_Aim of the task_
Every record below should be transcribed exactly. Omit the images.

_Dataset extract_
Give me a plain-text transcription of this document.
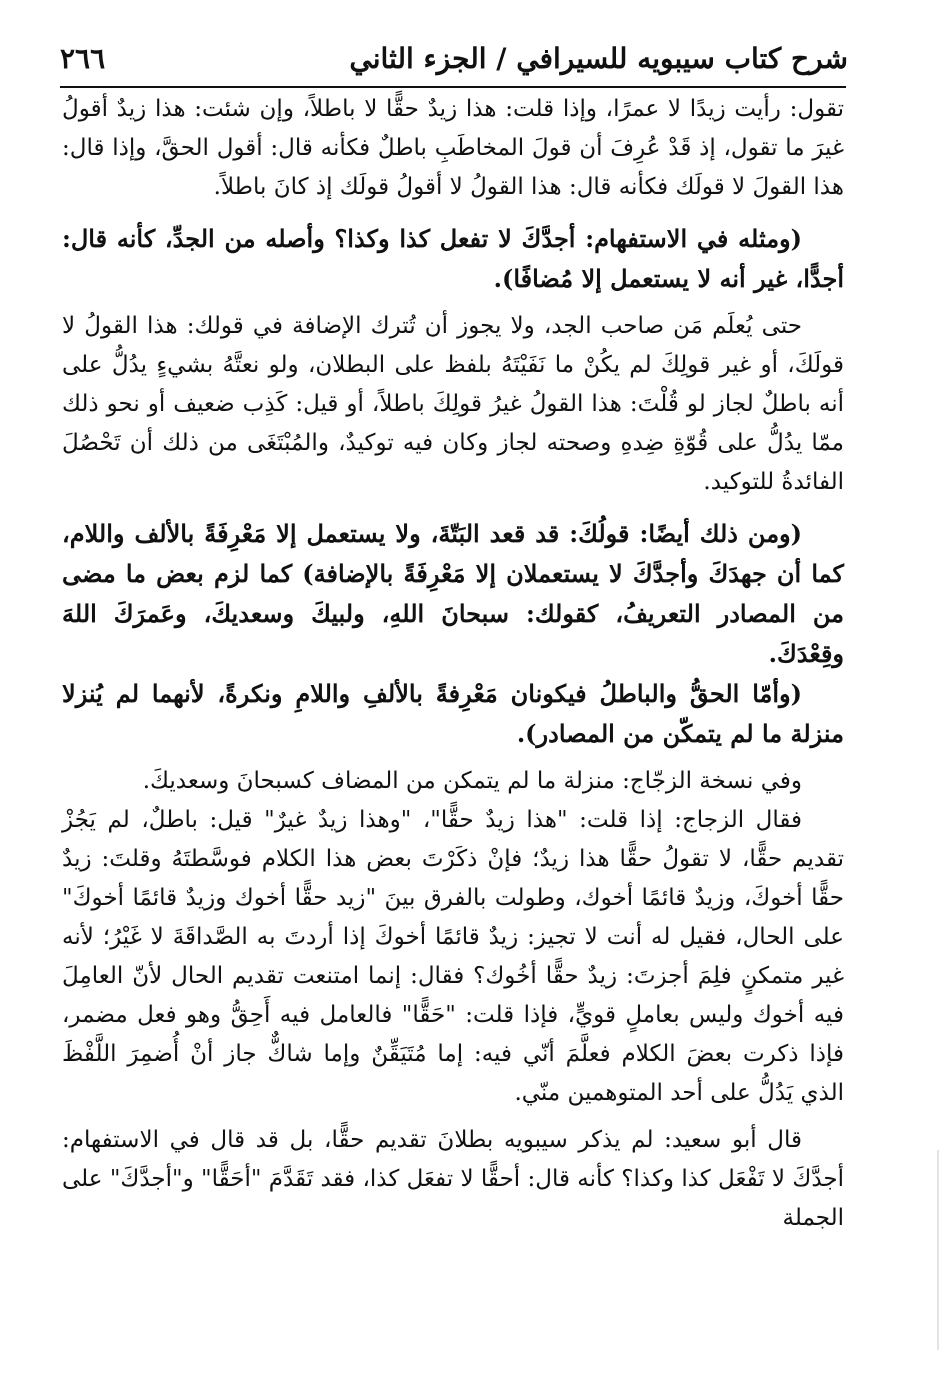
شرح كتاب سيبويه للسيرافي / الجزء الثاني
٢٦٦

تقول: رأيت زيدًا لا عمرًا، وإذا قلت: هذا زيدٌ حقًّا لا باطلاً، وإن شئت: هذا زيدٌ أقولُ غيرَ ما تقول، إذ قَدْ عُرِفَ أن قولَ المخاطَبِ باطلٌ فكأنه قال: أقول الحقَّ، وإذا قال: هذا القولَ لا قولَك فكأنه قال: هذا القولُ لا أقولُ قولَك إذ كانَ باطلاً.

(ومثله في الاستفهام: أجدَّكَ لا تفعل كذا وكذا؟ وأصله من الجدِّ، كأنه قال: أجدًّا، غير أنه لا يستعمل إلا مُضافًا).

حتى يُعلَم مَن صاحب الجد، ولا يجوز أن تُترك الإضافة في قولك: هذا القولُ لا قولَكَ، أو غير قولِكَ لم يكُنْ ما نَفَيْتَهُ بلفظ على البطلان، ولو نعتَّهُ بشيءٍ يدُلُّ على أنه باطلٌ لجاز لو قُلْتَ: هذا القولُ غيرُ قولِكَ باطلاً، أو قيل: كَذِب ضعيف أو نحو ذلك ممّا يدُلُّ على قُوّةِ ضِدهِ وصحته لجاز وكان فيه توكيدٌ، والمُبْتَغَى من ذلك أن تَحْصُلَ الفائدةُ للتوكيد.

(ومن ذلك أيضًا: قولُكَ: قد قعد البَتّةَ، ولا يستعمل إلا مَعْرِفَةً بالألف واللام، كما أن جهدَكَ وأجدَّكَ لا يستعملان إلا مَعْرِفَةً بالإضافة) كما لزم بعض ما مضى من المصادر التعريفُ، كقولك: سبحانَ اللهِ، ولبيكَ وسعديكَ، وعَمرَكَ اللهَ وقِعْدَكَ.

(وأمّا الحقُّ والباطلُ فيكونان مَعْرِفةً بالألفِ واللامِ ونكرةً، لأنهما لم يُنزلا منزلة ما لم يتمكّن من المصادر).

وفي نسخة الزجّاج: منزلة ما لم يتمكن من المضاف كسبحانَ وسعديكَ.

فقال الزجاج: إذا قلت: "هذا زيدٌ حقًّا"، "وهذا زيدٌ غيرٌ" قيل: باطلٌ، لم يَجُزْ تقديم حقًّا، لا تقولُ حقًّا هذا زيدٌ؛ فإنْ ذكَرْتَ بعض هذا الكلام فوسَّطتَهُ وقلتَ: زيدٌ حقًّا أخوكَ، وزيدٌ قائمًا أخوك، وطولت بالفرق بينَ "زيد حقًّا أخوك وزيدٌ قائمًا أخوكَ" على الحال، فقيل له أنت لا تجيز: زيدٌ قائمًا أخوكَ إذا أردتَ به الصَّداقَةَ لا غَيْرُ؛ لأنه غير متمكنٍ فلِمَ أجزتَ: زيدٌ حقًّا أخُوك؟ فقال: إنما امتنعت تقديم الحال لأنّ العامِلَ فيه أخوك وليس بعاملٍ قويٍّ، فإذا قلت: "حَقًّا" فالعامل فيه أَحِقُّ وهو فعل مضمر، فإذا ذكرت بعضَ الكلام فعلَّمَ أنّي فيه: إما مُتَيَقِّنٌ وإما شاكٌّ جاز أنْ أُضمِرَ اللَّفْظَ الذي يَدُلُّ على أحد المتوهمين منّي.

قال أبو سعيد: لم يذكر سيبويه بطلانَ تقديم حقًّا، بل قد قال في الاستفهام: أجدَّكَ لا تَفْعَل كذا وكذا؟ كأنه قال: أحقًّا لا تفعَل كذا، فقد تَقَدَّمَ "أحَقًّا" و"أجدَّكَ" على الجملة
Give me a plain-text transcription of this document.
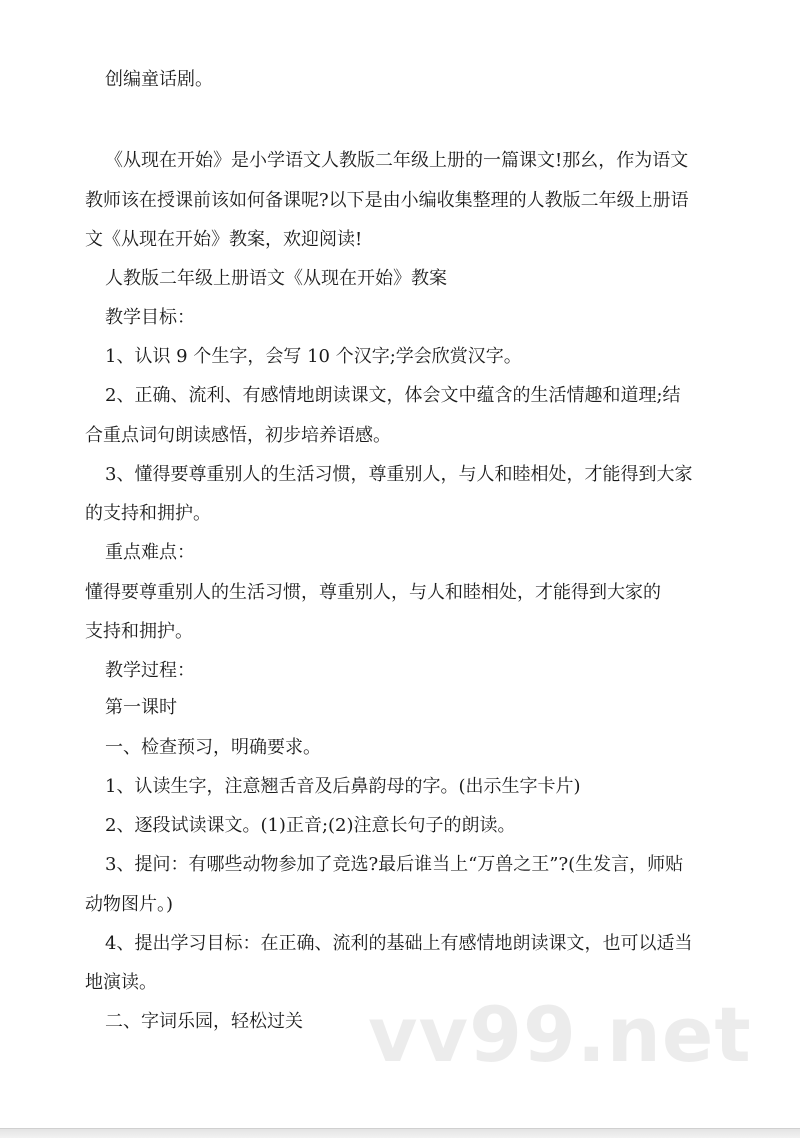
创编童话剧。

《从现在开始》是小学语文人教版二年级上册的一篇课文!那幺，作为语文

教师该在授课前该如何备课呢?以下是由小编收集整理的人教版二年级上册语

文《从现在开始》教案，欢迎阅读!

人教版二年级上册语文《从现在开始》教案

教学目标：

1、认识 9 个生字，会写 10 个汉字;学会欣赏汉字。

2、正确、流利、有感情地朗读课文，体会文中蕴含的生活情趣和道理;结

合重点词句朗读感悟，初步培养语感。

3、懂得要尊重别人的生活习惯，尊重别人，与人和睦相处，才能得到大家

的支持和拥护。

重点难点：

懂得要尊重别人的生活习惯，尊重别人，与人和睦相处，才能得到大家的

支持和拥护。

教学过程：

第一课时

一、检查预习，明确要求。

1、认读生字，注意翘舌音及后鼻韵母的字。(出示生字卡片)

2、逐段试读课文。(1)正音;(2)注意长句子的朗读。

3、提问：有哪些动物参加了竞选?最后谁当上“万兽之王”?(生发言，师贴

动物图片。)

4、提出学习目标：在正确、流利的基础上有感情地朗读课文，也可以适当

地演读。

二、字词乐园，轻松过关 vv99.net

_Final result_
Give me a plain-text transcription of this document.
شرح كتاب سيبويه للسيرافي / الجزء الثاني
٢٦٦

تقول: رأيت زيدًا لا عمرًا، وإذا قلت: هذا زيدٌ حقًّا لا باطلاً، وإن شئت: هذا زيدٌ أقولُ غيرَ ما تقول، إذ قَدْ عُرِفَ أن قولَ المخاطَبِ باطلٌ فكأنه قال: أقول الحقَّ، وإذا قال: هذا القولَ لا قولَك فكأنه قال: هذا القولُ لا أقولُ قولَك إذ كانَ باطلاً.

(ومثله في الاستفهام: أجدَّكَ لا تفعل كذا وكذا؟ وأصله من الجدِّ، كأنه قال: أجدًّا، غير أنه لا يستعمل إلا مُضافًا).

حتى يُعلَم مَن صاحب الجد، ولا يجوز أن تُترك الإضافة في قولك: هذا القولُ لا قولَكَ، أو غير قولِكَ لم يكُنْ ما نَفَيْتَهُ بلفظ على البطلان، ولو نعتَّهُ بشيءٍ يدُلُّ على أنه باطلٌ لجاز لو قُلْتَ: هذا القولُ غيرُ قولِكَ باطلاً، أو قيل: كَذِب ضعيف أو نحو ذلك ممّا يدُلُّ على قُوّةِ ضِدهِ وصحته لجاز وكان فيه توكيدٌ، والمُبْتَغَى من ذلك أن تَحْصُلَ الفائدةُ للتوكيد.

(ومن ذلك أيضًا: قولُكَ: قد قعد البَتّةَ، ولا يستعمل إلا مَعْرِفَةً بالألف واللام، كما أن جهدَكَ وأجدَّكَ لا يستعملان إلا مَعْرِفَةً بالإضافة) كما لزم بعض ما مضى من المصادر التعريفُ، كقولك: سبحانَ اللهِ، ولبيكَ وسعديكَ، وعَمرَكَ اللهَ وقِعْدَكَ.

(وأمّا الحقُّ والباطلُ فيكونان مَعْرِفةً بالألفِ واللامِ ونكرةً، لأنهما لم يُنزلا منزلة ما لم يتمكّن من المصادر).

وفي نسخة الزجّاج: منزلة ما لم يتمكن من المضاف كسبحانَ وسعديكَ.

فقال الزجاج: إذا قلت: "هذا زيدٌ حقًّا"، "وهذا زيدٌ غيرٌ" قيل: باطلٌ، لم يَجُزْ تقديم حقًّا، لا تقولُ حقًّا هذا زيدٌ؛ فإنْ ذكَرْتَ بعض هذا الكلام فوسَّطتَهُ وقلتَ: زيدٌ حقًّا أخوكَ، وزيدٌ قائمًا أخوك، وطولت بالفرق بينَ "زيد حقًّا أخوك وزيدٌ قائمًا أخوكَ" على الحال، فقيل له أنت لا تجيز: زيدٌ قائمًا أخوكَ إذا أردتَ به الصَّداقَةَ لا غَيْرُ؛ لأنه غير متمكنٍ فلِمَ أجزتَ: زيدٌ حقًّا أخُوك؟ فقال: إنما امتنعت تقديم الحال لأنّ العامِلَ فيه أخوك وليس بعاملٍ قويٍّ، فإذا قلت: "حَقًّا" فالعامل فيه أَحِقُّ وهو فعل مضمر، فإذا ذكرت بعضَ الكلام فعلَّمَ أنّي فيه: إما مُتَيَقِّنٌ وإما شاكٌّ جاز أنْ أُضمِرَ اللَّفْظَ الذي يَدُلُّ على أحد المتوهمين منّي.

قال أبو سعيد: لم يذكر سيبويه بطلانَ تقديم حقًّا، بل قد قال في الاستفهام: أجدَّكَ لا تَفْعَل كذا وكذا؟ كأنه قال: أحقًّا لا تفعَل كذا، فقد تَقَدَّمَ "أحَقًّا" و"أجدَّكَ" على الجملة
Give me a plain-text transcription of this document.
创编童话剧。

《从现在开始》是小学语文人教版二年级上册的一篇课文!那幺，作为语文

教师该在授课前该如何备课呢?以下是由小编收集整理的人教版二年级上册语

文《从现在开始》教案，欢迎阅读!

人教版二年级上册语文《从现在开始》教案

教学目标：

1、认识 9 个生字，会写 10 个汉字;学会欣赏汉字。

2、正确、流利、有感情地朗读课文，体会文中蕴含的生活情趣和道理;结

合重点词句朗读感悟，初步培养语感。

3、懂得要尊重别人的生活习惯，尊重别人，与人和睦相处，才能得到大家

的支持和拥护。

重点难点：

懂得要尊重别人的生活习惯，尊重别人，与人和睦相处，才能得到大家的

支持和拥护。

教学过程：

第一课时

一、检查预习，明确要求。

1、认读生字，注意翘舌音及后鼻韵母的字。(出示生字卡片)

2、逐段试读课文。(1)正音;(2)注意长句子的朗读。

3、提问：有哪些动物参加了竞选?最后谁当上“万兽之王”?(生发言，师贴

动物图片。)

4、提出学习目标：在正确、流利的基础上有感情地朗读课文，也可以适当

地演读。

二、字词乐园，轻松过关 vv99.net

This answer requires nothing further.